::: Passage

Clinical Presentation
A 7-year-old was referred for suspected tuberculosis based on the provided chest radiograph.

Figure 36A

Figure 36B
Radiologic Findings
Frontal (Fig. 36A1) and lateral (Fig. 36A2) chest radiographs show left hilar enlargement, resembling adenopathy. The lateral view shows a well-defined density. Axial enhanced CT images (Fig. 36B) demonstrate a round, nonenhancing mass posterior to the left hilum, which is consistent with the typical appearance of a bronchogenic cyst.
Diagnosis
Bronchogenic cyst
Differential Diagnosis
- Other congenital cysts (e.g., esophageal duplication, bronchopulmonary foregut malformations)
- Parenchymal abscess, especially if air-filled
- Cystic adenomatoid malformation
- Hilar/mediastinal adenopathy
Discussion
Background
Bronchogenic cysts are thought to arise when a small bud of the developing tracheobronchial tree becomes amputated and isolated. These cysts may occur in the mediastinum or in the lung parenchyma. Mediastinal cysts are usually located near the carina, behind the trachea, or along the mainstem bronchi. The intrapulmonary bronchogenic cysts appear as solitary round or oval thin-walled, air-containing cysts. Bronchogenic cysts are usually isolated and, in the uncomplicated state, do not communicate with the tracheobronchial tree.
Etiology
Bronchogenic cysts usually do not present in infancy. It is estimated that over half of these cysts will present after 15 years of age. Most lesions that present in infancy do so by their mass effect on regional structures, whereas most (95%) that present after infancy do so by becoming infected.

::::::
::: Data for analysis

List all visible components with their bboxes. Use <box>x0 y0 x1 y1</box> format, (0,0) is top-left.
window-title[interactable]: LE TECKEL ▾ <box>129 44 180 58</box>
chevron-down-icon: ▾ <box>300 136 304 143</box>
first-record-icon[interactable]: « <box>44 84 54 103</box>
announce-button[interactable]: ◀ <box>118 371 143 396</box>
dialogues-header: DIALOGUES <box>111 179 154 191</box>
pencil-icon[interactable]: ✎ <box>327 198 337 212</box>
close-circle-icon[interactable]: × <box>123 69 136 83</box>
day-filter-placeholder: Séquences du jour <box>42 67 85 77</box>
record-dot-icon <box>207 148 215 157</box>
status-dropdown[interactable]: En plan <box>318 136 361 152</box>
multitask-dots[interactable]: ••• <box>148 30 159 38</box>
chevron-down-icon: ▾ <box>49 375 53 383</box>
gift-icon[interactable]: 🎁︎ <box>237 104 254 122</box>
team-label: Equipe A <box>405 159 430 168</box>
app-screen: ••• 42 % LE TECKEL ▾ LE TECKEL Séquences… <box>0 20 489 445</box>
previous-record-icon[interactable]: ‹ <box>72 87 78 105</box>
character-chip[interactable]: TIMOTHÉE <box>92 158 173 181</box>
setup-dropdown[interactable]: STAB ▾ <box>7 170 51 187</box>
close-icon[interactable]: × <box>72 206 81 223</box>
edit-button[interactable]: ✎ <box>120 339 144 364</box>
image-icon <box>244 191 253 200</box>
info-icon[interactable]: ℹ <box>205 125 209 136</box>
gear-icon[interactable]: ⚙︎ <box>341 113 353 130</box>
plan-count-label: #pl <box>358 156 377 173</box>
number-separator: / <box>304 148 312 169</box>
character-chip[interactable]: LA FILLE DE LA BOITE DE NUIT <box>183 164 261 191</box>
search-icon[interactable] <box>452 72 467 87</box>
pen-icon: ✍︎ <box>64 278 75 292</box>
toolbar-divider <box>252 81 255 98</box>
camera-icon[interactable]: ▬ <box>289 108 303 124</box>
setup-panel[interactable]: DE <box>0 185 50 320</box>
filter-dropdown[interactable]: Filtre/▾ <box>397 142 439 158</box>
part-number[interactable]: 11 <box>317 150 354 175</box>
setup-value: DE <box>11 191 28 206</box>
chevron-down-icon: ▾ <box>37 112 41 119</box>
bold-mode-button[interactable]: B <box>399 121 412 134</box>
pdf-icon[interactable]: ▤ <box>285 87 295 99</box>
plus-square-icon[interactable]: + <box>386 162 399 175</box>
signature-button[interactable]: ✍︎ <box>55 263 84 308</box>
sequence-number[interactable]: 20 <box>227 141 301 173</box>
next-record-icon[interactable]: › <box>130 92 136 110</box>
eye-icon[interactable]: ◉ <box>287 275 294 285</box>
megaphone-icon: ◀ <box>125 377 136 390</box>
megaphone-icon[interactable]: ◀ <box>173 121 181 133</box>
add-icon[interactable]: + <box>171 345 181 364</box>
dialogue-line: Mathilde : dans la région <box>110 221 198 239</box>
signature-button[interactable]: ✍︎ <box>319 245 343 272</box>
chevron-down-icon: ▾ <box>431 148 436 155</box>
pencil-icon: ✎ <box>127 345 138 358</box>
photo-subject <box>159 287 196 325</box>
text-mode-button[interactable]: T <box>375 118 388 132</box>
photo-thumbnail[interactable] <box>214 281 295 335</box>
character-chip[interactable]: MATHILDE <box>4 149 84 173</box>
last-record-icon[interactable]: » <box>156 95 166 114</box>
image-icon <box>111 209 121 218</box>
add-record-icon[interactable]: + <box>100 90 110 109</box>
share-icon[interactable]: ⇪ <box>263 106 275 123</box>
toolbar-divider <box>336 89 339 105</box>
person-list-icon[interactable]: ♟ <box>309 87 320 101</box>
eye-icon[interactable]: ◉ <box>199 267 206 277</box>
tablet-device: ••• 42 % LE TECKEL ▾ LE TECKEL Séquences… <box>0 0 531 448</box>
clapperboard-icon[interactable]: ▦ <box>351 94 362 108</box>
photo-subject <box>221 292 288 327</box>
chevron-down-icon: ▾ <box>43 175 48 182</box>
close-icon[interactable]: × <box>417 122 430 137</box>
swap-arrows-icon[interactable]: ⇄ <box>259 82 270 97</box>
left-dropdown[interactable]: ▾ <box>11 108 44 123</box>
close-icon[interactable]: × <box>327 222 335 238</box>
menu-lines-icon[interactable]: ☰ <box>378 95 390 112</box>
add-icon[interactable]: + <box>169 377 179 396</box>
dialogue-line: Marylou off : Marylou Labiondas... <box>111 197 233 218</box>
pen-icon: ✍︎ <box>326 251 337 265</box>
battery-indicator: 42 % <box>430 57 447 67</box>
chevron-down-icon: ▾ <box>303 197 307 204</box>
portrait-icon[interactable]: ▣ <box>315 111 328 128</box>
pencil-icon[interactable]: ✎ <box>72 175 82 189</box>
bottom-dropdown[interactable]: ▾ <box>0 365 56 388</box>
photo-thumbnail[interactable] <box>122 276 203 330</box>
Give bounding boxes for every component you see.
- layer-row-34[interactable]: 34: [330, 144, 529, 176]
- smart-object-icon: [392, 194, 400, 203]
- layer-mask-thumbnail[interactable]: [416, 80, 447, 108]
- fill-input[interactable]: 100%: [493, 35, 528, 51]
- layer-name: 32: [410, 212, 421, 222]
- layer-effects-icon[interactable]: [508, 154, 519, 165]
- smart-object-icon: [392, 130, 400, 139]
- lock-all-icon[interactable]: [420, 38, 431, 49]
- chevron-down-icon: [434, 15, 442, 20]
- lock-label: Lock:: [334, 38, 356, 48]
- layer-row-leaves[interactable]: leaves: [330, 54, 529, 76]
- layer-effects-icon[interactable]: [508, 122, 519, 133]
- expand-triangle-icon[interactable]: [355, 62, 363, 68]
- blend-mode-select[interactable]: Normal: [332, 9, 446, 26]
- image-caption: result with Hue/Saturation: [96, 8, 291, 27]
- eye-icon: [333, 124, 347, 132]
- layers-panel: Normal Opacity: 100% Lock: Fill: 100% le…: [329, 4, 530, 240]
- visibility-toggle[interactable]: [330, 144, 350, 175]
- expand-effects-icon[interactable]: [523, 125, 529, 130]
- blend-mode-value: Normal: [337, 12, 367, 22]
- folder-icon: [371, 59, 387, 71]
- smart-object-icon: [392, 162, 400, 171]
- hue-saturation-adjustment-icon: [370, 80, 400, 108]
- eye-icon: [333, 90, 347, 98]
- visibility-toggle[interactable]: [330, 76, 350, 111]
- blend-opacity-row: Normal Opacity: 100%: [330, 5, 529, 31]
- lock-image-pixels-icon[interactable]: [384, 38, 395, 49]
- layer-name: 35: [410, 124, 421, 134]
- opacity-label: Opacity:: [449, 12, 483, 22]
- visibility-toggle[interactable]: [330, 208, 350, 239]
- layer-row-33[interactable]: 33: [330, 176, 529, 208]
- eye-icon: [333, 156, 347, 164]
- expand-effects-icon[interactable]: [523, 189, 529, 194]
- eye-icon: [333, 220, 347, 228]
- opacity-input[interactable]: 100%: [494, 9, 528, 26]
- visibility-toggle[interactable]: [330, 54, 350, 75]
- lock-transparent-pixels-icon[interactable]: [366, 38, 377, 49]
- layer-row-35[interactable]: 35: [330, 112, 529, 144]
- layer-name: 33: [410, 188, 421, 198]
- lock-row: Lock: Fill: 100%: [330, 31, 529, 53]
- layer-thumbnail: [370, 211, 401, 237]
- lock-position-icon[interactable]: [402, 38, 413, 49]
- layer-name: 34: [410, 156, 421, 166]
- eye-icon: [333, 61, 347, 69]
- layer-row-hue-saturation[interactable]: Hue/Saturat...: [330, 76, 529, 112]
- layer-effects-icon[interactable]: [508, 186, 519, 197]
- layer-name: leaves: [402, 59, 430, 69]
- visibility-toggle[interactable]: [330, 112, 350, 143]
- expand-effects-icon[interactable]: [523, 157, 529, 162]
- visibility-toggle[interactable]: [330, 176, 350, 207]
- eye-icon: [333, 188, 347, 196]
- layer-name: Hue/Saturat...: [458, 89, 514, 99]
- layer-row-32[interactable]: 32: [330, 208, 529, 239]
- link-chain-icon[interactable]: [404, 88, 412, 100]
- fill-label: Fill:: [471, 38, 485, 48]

::::::

◆ Questions to answer
a: Answer these questions using the bronchogenic cyst case:
(i) How old was the patient who was referred?
(ii) Where are mediastinal bronchogenic cysts usually located?
(iii) What share of the cysts that present after infancy do so by becoming infected?
b: Reproduce the part of the bronchogenic cyst case starting at "Clinical Presentation" and ending at "a bronchogenic cyst.".
The listing has no connection to the bronchogenic cyst case.

◆ Task solutions
a:
(i) 7 years old
(ii) Near the carina, behind the trachea, or along the mainstem bronchi
(iii) 95%

b:
Clinical Presentation
A 7-year-old was referred for suspected tuberculosis based on the provided chest radiograph.

Figure 36A

Figure 36B
Radiologic Findings
Frontal (Fig. 36A1) and lateral (Fig. 36A2) chest radiographs show left hilar enlargement, resembling adenopathy. The lateral view shows a well-defined density. Axial enhanced CT images (Fig. 36B) demonstrate a round, nonenhancing mass posterior to the left hilum, which is consistent with the typical appearance of a bronchogenic cyst.